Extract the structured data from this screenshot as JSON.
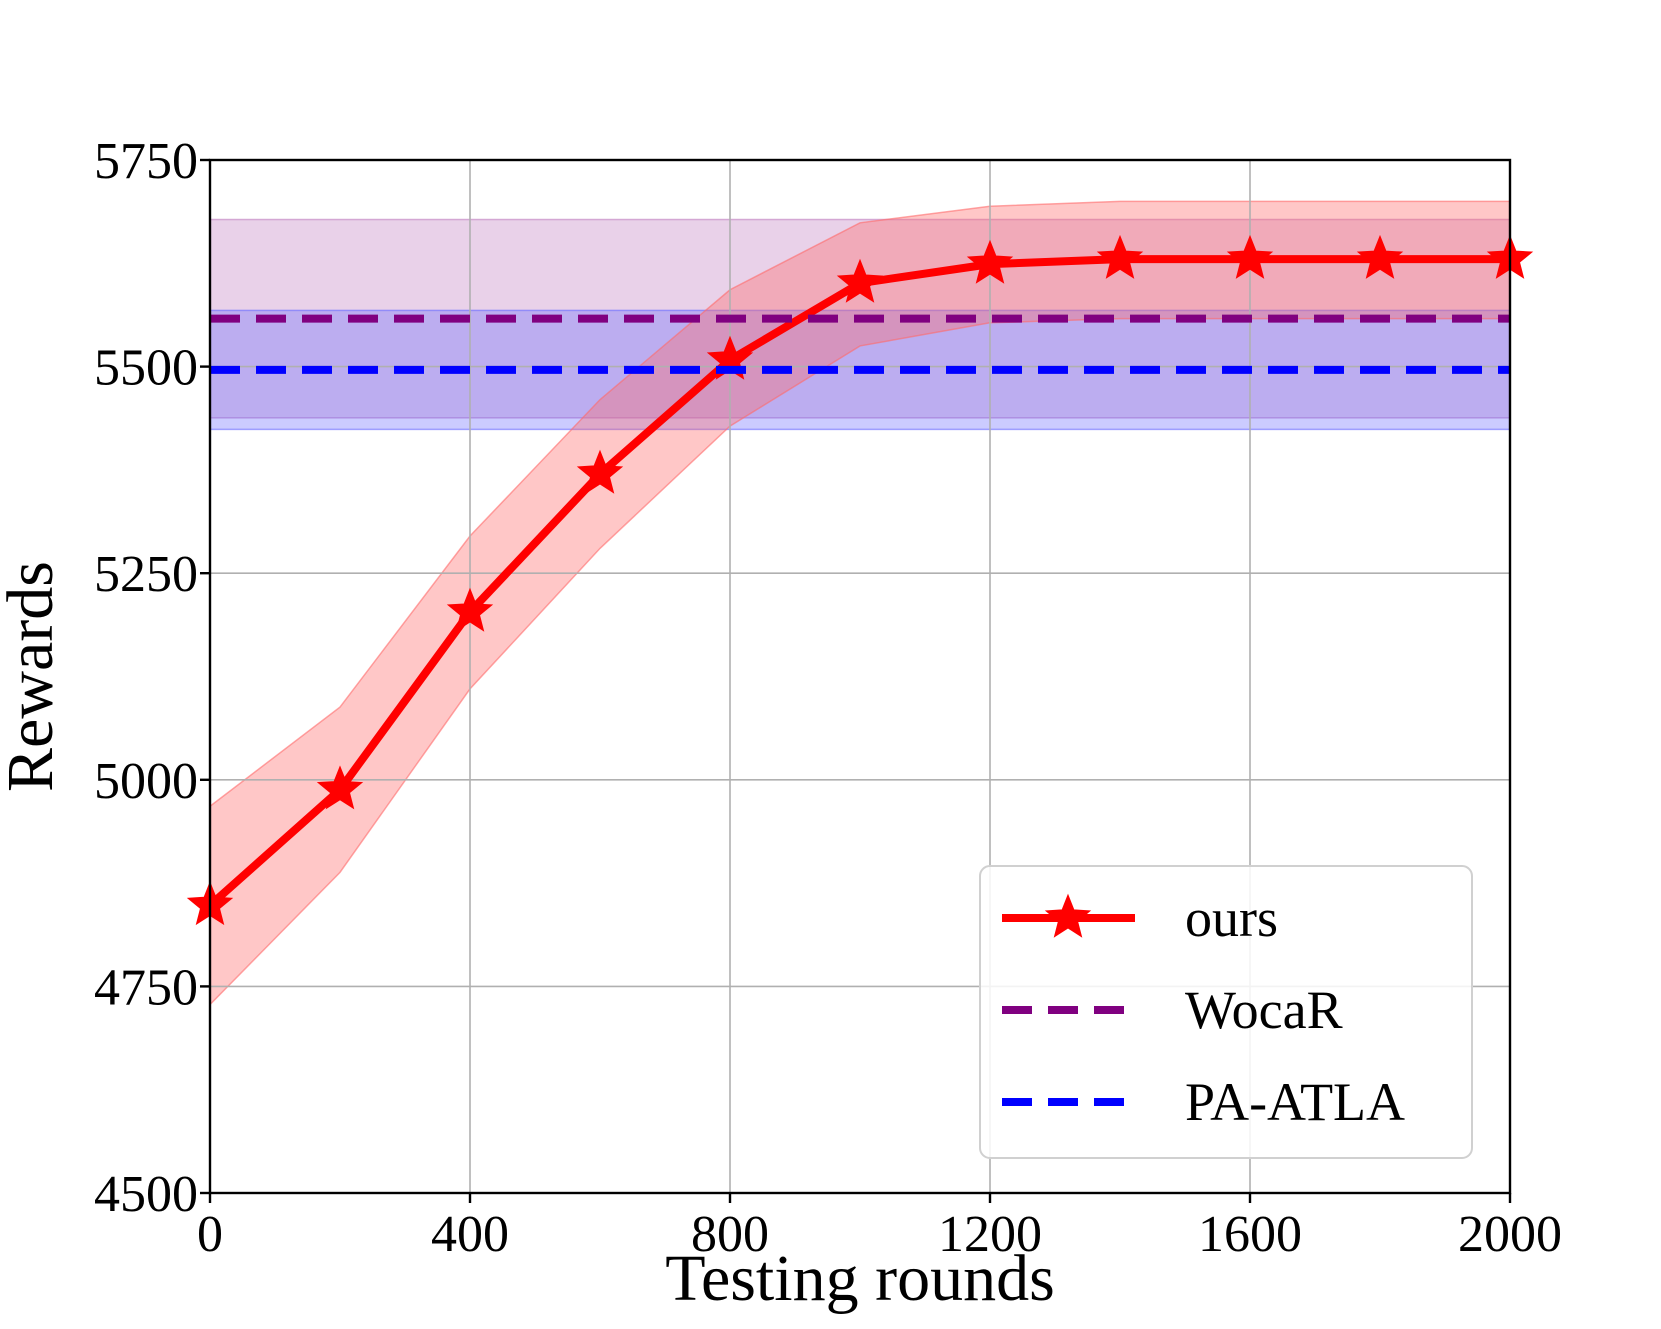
{
  "chart_data": {
    "type": "line",
    "title": "",
    "xlabel": "Testing rounds",
    "ylabel": "Rewards",
    "xlim": [
      0,
      2000
    ],
    "ylim": [
      4500,
      5750
    ],
    "xticks": [
      0,
      400,
      800,
      1200,
      1600,
      2000
    ],
    "xtick_labels": [
      "0",
      "400",
      "800",
      "1200",
      "1600",
      "2000"
    ],
    "yticks": [
      4500,
      4750,
      5000,
      5250,
      5500,
      5750
    ],
    "ytick_labels": [
      "4500",
      "4750",
      "5000",
      "5250",
      "5500",
      "5750"
    ],
    "grid": true,
    "legend_position": "lower-right",
    "series": [
      {
        "name": "ours",
        "color": "#ff0000",
        "style": "solid",
        "marker": "star",
        "x": [
          0,
          200,
          400,
          600,
          800,
          1000,
          1200,
          1400,
          1600,
          1800,
          2000
        ],
        "values": [
          4848,
          4988,
          5203,
          5370,
          5508,
          5601,
          5624,
          5630,
          5630,
          5630,
          5630
        ],
        "upper": [
          4968,
          5088,
          5295,
          5460,
          5593,
          5674,
          5694,
          5700,
          5700,
          5700,
          5700
        ],
        "lower": [
          4728,
          4888,
          5110,
          5280,
          5428,
          5525,
          5553,
          5558,
          5558,
          5558,
          5558
        ],
        "band_color": "#ff6b6b"
      },
      {
        "name": "WocaR",
        "color": "#800080",
        "style": "dashed",
        "value": 5558,
        "upper": 5678,
        "lower": 5438,
        "band_color": "#c07cc0"
      },
      {
        "name": "PA-ATLA",
        "color": "#0000ff",
        "style": "dashed",
        "value": 5496,
        "upper": 5568,
        "lower": 5424,
        "band_color": "#6a6aff"
      }
    ]
  }
}
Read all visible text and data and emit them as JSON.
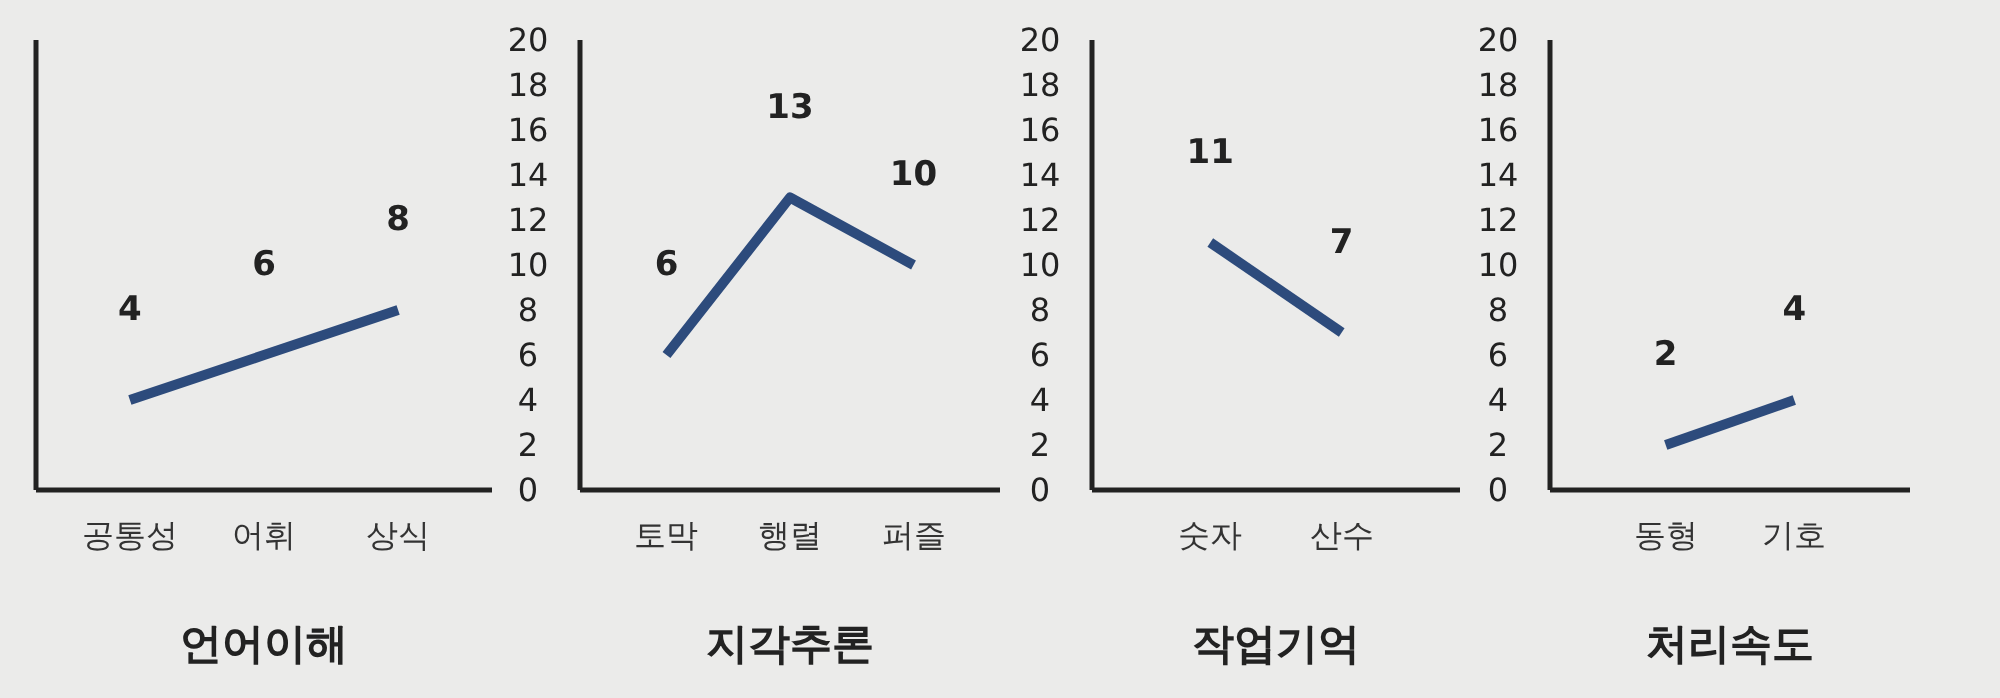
{
  "chart_data": [
    {
      "type": "line",
      "title": "언어이해",
      "categories": [
        "공통성",
        "어휘",
        "상식"
      ],
      "series": [
        {
          "color": "#2d4b7c",
          "values": [
            4,
            6,
            8
          ]
        }
      ],
      "ylim": [
        0,
        20
      ],
      "yticks": [
        0,
        2,
        4,
        6,
        8,
        10,
        12,
        14,
        16,
        18,
        20
      ],
      "tick_labels": "x",
      "data_labels": true,
      "marker": "none"
    },
    {
      "type": "line",
      "title": "지각추론",
      "categories": [
        "토막",
        "행렬",
        "퍼즐"
      ],
      "series": [
        {
          "color": "#2d4b7c",
          "values": [
            6,
            13,
            10
          ]
        }
      ],
      "ylim": [
        0,
        20
      ],
      "yticks": [
        0,
        2,
        4,
        6,
        8,
        10,
        12,
        14,
        16,
        18,
        20
      ],
      "data_labels": true,
      "marker": "none"
    },
    {
      "type": "line",
      "title": "작업기억",
      "categories": [
        "숫자",
        "산수"
      ],
      "series": [
        {
          "color": "#2d4b7c",
          "values": [
            11,
            7
          ]
        }
      ],
      "ylim": [
        0,
        20
      ],
      "yticks": [
        0,
        2,
        4,
        6,
        8,
        10,
        12,
        14,
        16,
        18,
        20
      ],
      "data_labels": true,
      "marker": "none"
    },
    {
      "type": "line",
      "title": "처리속도",
      "categories": [
        "동형",
        "기호"
      ],
      "series": [
        {
          "color": "#2d4b7c",
          "values": [
            2,
            4
          ]
        }
      ],
      "ylim": [
        0,
        20
      ],
      "yticks": [
        0,
        2,
        4,
        6,
        8,
        10,
        12,
        14,
        16,
        18,
        20
      ],
      "data_labels": true,
      "marker": "none"
    }
  ]
}
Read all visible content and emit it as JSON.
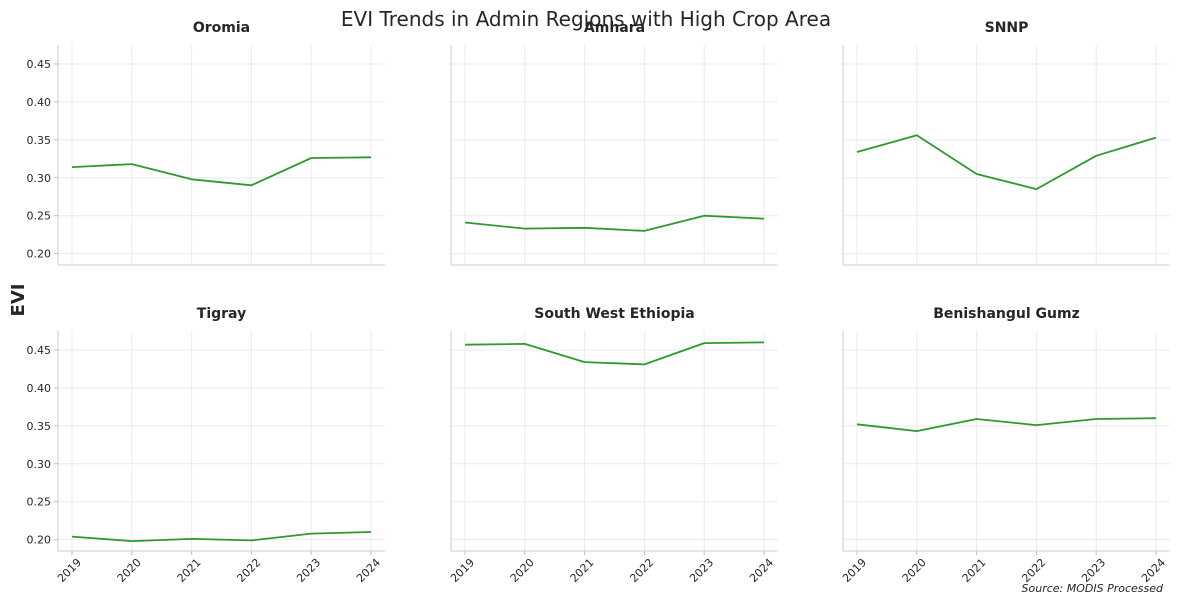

▶ **Exercise objective**:
Copy every line of the data exactly as written, excluding the pictures.

▶ **Output of the exercise**:
Extract the structured data from this screenshot as JSON.
{
  "chart_data": {
    "type": "line",
    "title": "",
    "xlabel": "Testing rounds",
    "ylabel": "Rewards",
    "xlim": [
      0,
      2000
    ],
    "ylim": [
      4500,
      5750
    ],
    "xticks": [
      0,
      400,
      800,
      1200,
      1600,
      2000
    ],
    "xtick_labels": [
      "0",
      "400",
      "800",
      "1200",
      "1600",
      "2000"
    ],
    "yticks": [
      4500,
      4750,
      5000,
      5250,
      5500,
      5750
    ],
    "ytick_labels": [
      "4500",
      "4750",
      "5000",
      "5250",
      "5500",
      "5750"
    ],
    "grid": true,
    "legend_position": "lower-right",
    "series": [
      {
        "name": "ours",
        "color": "#ff0000",
        "style": "solid",
        "marker": "star",
        "x": [
          0,
          200,
          400,
          600,
          800,
          1000,
          1200,
          1400,
          1600,
          1800,
          2000
        ],
        "values": [
          4848,
          4988,
          5203,
          5370,
          5508,
          5601,
          5624,
          5630,
          5630,
          5630,
          5630
        ],
        "upper": [
          4968,
          5088,
          5295,
          5460,
          5593,
          5674,
          5694,
          5700,
          5700,
          5700,
          5700
        ],
        "lower": [
          4728,
          4888,
          5110,
          5280,
          5428,
          5525,
          5553,
          5558,
          5558,
          5558,
          5558
        ],
        "band_color": "#ff6b6b"
      },
      {
        "name": "WocaR",
        "color": "#800080",
        "style": "dashed",
        "value": 5558,
        "upper": 5678,
        "lower": 5438,
        "band_color": "#c07cc0"
      },
      {
        "name": "PA-ATLA",
        "color": "#0000ff",
        "style": "dashed",
        "value": 5496,
        "upper": 5568,
        "lower": 5424,
        "band_color": "#6a6aff"
      }
    ]
  }
}
Read all visible text and data and emit them as JSON.
{
  "chart_data": [
    {
      "type": "line",
      "title": "언어이해",
      "categories": [
        "공통성",
        "어휘",
        "상식"
      ],
      "series": [
        {
          "color": "#2d4b7c",
          "values": [
            4,
            6,
            8
          ]
        }
      ],
      "ylim": [
        0,
        20
      ],
      "yticks": [
        0,
        2,
        4,
        6,
        8,
        10,
        12,
        14,
        16,
        18,
        20
      ],
      "tick_labels": "x",
      "data_labels": true,
      "marker": "none"
    },
    {
      "type": "line",
      "title": "지각추론",
      "categories": [
        "토막",
        "행렬",
        "퍼즐"
      ],
      "series": [
        {
          "color": "#2d4b7c",
          "values": [
            6,
            13,
            10
          ]
        }
      ],
      "ylim": [
        0,
        20
      ],
      "yticks": [
        0,
        2,
        4,
        6,
        8,
        10,
        12,
        14,
        16,
        18,
        20
      ],
      "data_labels": true,
      "marker": "none"
    },
    {
      "type": "line",
      "title": "작업기억",
      "categories": [
        "숫자",
        "산수"
      ],
      "series": [
        {
          "color": "#2d4b7c",
          "values": [
            11,
            7
          ]
        }
      ],
      "ylim": [
        0,
        20
      ],
      "yticks": [
        0,
        2,
        4,
        6,
        8,
        10,
        12,
        14,
        16,
        18,
        20
      ],
      "data_labels": true,
      "marker": "none"
    },
    {
      "type": "line",
      "title": "처리속도",
      "categories": [
        "동형",
        "기호"
      ],
      "series": [
        {
          "color": "#2d4b7c",
          "values": [
            2,
            4
          ]
        }
      ],
      "ylim": [
        0,
        20
      ],
      "yticks": [
        0,
        2,
        4,
        6,
        8,
        10,
        12,
        14,
        16,
        18,
        20
      ],
      "data_labels": true,
      "marker": "none"
    }
  ]
}
Read all visible content and emit it as JSON.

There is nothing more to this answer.